Your goal: Quote the rows word for word, from the first one through the line containing "properties-palette-button[interactable] xyxy=(496,77,520,101)", inclusive.

++++++++++

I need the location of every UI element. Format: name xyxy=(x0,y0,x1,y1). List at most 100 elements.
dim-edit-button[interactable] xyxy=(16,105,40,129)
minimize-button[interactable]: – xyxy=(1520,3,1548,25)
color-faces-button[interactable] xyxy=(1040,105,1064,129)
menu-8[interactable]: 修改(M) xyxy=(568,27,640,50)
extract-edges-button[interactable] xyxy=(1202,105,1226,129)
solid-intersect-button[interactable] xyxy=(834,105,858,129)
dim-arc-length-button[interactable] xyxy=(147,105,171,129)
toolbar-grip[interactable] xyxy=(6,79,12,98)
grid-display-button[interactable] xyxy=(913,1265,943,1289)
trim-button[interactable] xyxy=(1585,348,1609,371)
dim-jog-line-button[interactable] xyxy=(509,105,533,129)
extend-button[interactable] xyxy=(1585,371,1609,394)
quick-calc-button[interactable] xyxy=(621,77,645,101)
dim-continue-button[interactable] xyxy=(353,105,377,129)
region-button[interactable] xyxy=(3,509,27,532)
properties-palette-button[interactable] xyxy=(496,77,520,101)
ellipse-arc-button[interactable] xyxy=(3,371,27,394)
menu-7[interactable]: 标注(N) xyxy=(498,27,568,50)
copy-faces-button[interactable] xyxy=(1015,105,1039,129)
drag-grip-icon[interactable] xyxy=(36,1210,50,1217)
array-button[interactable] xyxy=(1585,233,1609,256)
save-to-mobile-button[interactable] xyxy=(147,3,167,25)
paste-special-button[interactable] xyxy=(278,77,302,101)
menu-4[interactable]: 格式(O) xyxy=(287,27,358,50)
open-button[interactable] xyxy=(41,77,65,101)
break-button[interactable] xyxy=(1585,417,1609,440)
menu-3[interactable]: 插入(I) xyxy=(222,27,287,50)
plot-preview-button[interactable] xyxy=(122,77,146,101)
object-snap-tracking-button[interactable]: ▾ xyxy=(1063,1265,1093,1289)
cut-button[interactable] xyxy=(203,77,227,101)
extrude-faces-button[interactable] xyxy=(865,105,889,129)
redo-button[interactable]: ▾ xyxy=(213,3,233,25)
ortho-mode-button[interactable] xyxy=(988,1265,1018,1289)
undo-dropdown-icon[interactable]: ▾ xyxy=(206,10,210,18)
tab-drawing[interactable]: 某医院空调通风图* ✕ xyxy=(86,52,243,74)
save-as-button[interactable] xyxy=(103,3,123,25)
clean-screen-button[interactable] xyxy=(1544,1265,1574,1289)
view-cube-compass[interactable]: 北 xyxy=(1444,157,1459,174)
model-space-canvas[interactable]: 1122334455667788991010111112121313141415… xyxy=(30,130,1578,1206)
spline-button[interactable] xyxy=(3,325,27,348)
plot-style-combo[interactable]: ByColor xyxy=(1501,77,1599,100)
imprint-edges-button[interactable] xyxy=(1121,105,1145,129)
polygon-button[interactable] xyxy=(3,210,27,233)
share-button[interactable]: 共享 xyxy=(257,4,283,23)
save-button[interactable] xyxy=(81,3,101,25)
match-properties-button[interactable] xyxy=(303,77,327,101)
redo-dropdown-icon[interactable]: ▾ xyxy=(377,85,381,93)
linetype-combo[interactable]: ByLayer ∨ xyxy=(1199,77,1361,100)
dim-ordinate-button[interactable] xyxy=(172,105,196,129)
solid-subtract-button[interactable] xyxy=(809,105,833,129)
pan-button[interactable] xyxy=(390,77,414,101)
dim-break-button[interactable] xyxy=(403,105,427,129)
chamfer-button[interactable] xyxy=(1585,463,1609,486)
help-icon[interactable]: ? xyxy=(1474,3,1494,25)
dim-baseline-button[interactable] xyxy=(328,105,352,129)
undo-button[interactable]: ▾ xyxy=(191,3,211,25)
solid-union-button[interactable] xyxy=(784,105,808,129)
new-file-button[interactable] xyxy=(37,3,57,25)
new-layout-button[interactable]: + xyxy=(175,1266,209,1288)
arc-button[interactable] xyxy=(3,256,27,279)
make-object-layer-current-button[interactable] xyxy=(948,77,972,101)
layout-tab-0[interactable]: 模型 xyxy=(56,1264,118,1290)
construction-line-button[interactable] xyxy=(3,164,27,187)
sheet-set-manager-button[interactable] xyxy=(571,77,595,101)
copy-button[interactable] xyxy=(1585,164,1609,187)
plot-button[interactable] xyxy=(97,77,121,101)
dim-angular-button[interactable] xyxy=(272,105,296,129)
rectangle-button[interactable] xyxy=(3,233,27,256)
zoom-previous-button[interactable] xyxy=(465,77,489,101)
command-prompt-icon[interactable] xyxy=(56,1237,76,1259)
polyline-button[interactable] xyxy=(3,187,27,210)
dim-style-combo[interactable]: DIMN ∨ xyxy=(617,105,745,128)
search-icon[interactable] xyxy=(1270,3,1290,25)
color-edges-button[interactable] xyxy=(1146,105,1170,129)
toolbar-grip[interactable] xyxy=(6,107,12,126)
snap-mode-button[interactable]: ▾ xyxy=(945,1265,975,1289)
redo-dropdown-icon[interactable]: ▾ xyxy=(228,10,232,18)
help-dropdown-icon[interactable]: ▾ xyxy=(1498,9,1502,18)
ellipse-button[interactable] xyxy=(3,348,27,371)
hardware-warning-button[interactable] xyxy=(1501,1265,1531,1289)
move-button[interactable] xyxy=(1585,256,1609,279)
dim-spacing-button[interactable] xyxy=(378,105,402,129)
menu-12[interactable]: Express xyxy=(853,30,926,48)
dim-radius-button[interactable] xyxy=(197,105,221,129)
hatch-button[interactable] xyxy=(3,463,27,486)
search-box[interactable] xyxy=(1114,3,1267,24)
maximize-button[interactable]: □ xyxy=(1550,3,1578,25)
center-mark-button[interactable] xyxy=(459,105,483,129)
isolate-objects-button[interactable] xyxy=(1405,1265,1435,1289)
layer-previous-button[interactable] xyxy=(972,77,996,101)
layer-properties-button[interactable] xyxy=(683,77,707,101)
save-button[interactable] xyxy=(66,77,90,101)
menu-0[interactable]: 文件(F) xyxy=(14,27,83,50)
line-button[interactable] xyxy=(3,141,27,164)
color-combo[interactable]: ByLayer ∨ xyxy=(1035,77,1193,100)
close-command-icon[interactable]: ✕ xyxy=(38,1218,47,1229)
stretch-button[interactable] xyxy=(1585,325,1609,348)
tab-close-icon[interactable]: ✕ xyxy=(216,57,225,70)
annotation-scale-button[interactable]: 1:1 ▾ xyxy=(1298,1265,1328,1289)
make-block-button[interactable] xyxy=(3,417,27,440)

++++++++++

Result for this task:
I need the location of every UI element. Format: name xyxy=(x0,y0,x1,y1). List at most 100 elements.
dim-edit-button[interactable] xyxy=(16,105,40,129)
minimize-button[interactable]: – xyxy=(1520,3,1548,25)
color-faces-button[interactable] xyxy=(1040,105,1064,129)
menu-8[interactable]: 修改(M) xyxy=(568,27,640,50)
extract-edges-button[interactable] xyxy=(1202,105,1226,129)
solid-intersect-button[interactable] xyxy=(834,105,858,129)
dim-arc-length-button[interactable] xyxy=(147,105,171,129)
toolbar-grip[interactable] xyxy=(6,79,12,98)
grid-display-button[interactable] xyxy=(913,1265,943,1289)
trim-button[interactable] xyxy=(1585,348,1609,371)
dim-jog-line-button[interactable] xyxy=(509,105,533,129)
extend-button[interactable] xyxy=(1585,371,1609,394)
quick-calc-button[interactable] xyxy=(621,77,645,101)
dim-continue-button[interactable] xyxy=(353,105,377,129)
region-button[interactable] xyxy=(3,509,27,532)
properties-palette-button[interactable] xyxy=(496,77,520,101)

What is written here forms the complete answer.